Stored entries
..........
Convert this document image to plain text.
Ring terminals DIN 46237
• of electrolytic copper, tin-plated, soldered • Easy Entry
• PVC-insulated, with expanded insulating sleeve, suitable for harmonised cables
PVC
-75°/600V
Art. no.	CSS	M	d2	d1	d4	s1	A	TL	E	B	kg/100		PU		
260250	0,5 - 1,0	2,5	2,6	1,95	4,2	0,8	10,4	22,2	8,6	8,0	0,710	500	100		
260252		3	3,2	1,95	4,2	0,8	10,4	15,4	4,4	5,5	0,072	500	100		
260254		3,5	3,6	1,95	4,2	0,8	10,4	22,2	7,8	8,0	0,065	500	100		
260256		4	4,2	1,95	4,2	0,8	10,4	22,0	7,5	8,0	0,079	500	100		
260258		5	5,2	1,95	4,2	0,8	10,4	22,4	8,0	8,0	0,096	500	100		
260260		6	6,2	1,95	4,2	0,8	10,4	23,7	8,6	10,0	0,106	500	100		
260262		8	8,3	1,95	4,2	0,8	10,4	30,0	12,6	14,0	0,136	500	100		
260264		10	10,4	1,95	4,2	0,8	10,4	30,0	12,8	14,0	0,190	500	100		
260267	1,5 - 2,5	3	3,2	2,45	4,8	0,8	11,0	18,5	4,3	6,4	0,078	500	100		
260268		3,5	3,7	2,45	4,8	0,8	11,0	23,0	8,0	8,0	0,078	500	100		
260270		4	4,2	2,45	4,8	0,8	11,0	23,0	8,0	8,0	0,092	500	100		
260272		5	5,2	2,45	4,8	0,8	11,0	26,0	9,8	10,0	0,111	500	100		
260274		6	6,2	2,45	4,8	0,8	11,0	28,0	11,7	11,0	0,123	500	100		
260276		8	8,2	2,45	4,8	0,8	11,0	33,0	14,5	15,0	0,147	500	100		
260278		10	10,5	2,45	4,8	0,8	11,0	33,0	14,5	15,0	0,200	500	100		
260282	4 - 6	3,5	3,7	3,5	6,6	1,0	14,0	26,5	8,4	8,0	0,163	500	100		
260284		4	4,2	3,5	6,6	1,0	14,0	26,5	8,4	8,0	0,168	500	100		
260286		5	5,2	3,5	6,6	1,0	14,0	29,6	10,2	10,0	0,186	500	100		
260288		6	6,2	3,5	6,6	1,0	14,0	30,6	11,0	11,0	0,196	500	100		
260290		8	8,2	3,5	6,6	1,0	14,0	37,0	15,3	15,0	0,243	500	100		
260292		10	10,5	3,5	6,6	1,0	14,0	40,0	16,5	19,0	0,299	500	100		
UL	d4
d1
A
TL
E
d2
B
..........
■ Aim: Go through the listing and copy all of it exactly.

■ Exercise answer:
Convert this document image to plain text.
Ring terminals DIN 46237
• of electrolytic copper, tin-plated, soldered • Easy Entry
• PVC-insulated, with expanded insulating sleeve, suitable for harmonised cables
PVC
-75°/600V
Art. no.	CSS	M	d2	d1	d4	s1	A	TL	E	B	kg/100		PU		
260250	0,5 - 1,0	2,5	2,6	1,95	4,2	0,8	10,4	22,2	8,6	8,0	0,710	500	100		
260252		3	3,2	1,95	4,2	0,8	10,4	15,4	4,4	5,5	0,072	500	100		
260254		3,5	3,6	1,95	4,2	0,8	10,4	22,2	7,8	8,0	0,065	500	100		
260256		4	4,2	1,95	4,2	0,8	10,4	22,0	7,5	8,0	0,079	500	100		
260258		5	5,2	1,95	4,2	0,8	10,4	22,4	8,0	8,0	0,096	500	100		
260260		6	6,2	1,95	4,2	0,8	10,4	23,7	8,6	10,0	0,106	500	100		
260262		8	8,3	1,95	4,2	0,8	10,4	30,0	12,6	14,0	0,136	500	100		
260264		10	10,4	1,95	4,2	0,8	10,4	30,0	12,8	14,0	0,190	500	100		
260267	1,5 - 2,5	3	3,2	2,45	4,8	0,8	11,0	18,5	4,3	6,4	0,078	500	100		
260268		3,5	3,7	2,45	4,8	0,8	11,0	23,0	8,0	8,0	0,078	500	100		
260270		4	4,2	2,45	4,8	0,8	11,0	23,0	8,0	8,0	0,092	500	100		
260272		5	5,2	2,45	4,8	0,8	11,0	26,0	9,8	10,0	0,111	500	100		
260274		6	6,2	2,45	4,8	0,8	11,0	28,0	11,7	11,0	0,123	500	100		
260276		8	8,2	2,45	4,8	0,8	11,0	33,0	14,5	15,0	0,147	500	100		
260278		10	10,5	2,45	4,8	0,8	11,0	33,0	14,5	15,0	0,200	500	100		
260282	4 - 6	3,5	3,7	3,5	6,6	1,0	14,0	26,5	8,4	8,0	0,163	500	100		
260284		4	4,2	3,5	6,6	1,0	14,0	26,5	8,4	8,0	0,168	500	100		
260286		5	5,2	3,5	6,6	1,0	14,0	29,6	10,2	10,0	0,186	500	100		
260288		6	6,2	3,5	6,6	1,0	14,0	30,6	11,0	11,0	0,196	500	100		
260290		8	8,2	3,5	6,6	1,0	14,0	37,0	15,3	15,0	0,243	500	100		
260292		10	10,5	3,5	6,6	1,0	14,0	40,0	16,5	19,0	0,299	500	100		
UL	d4
d1
A
TL
E
d2
B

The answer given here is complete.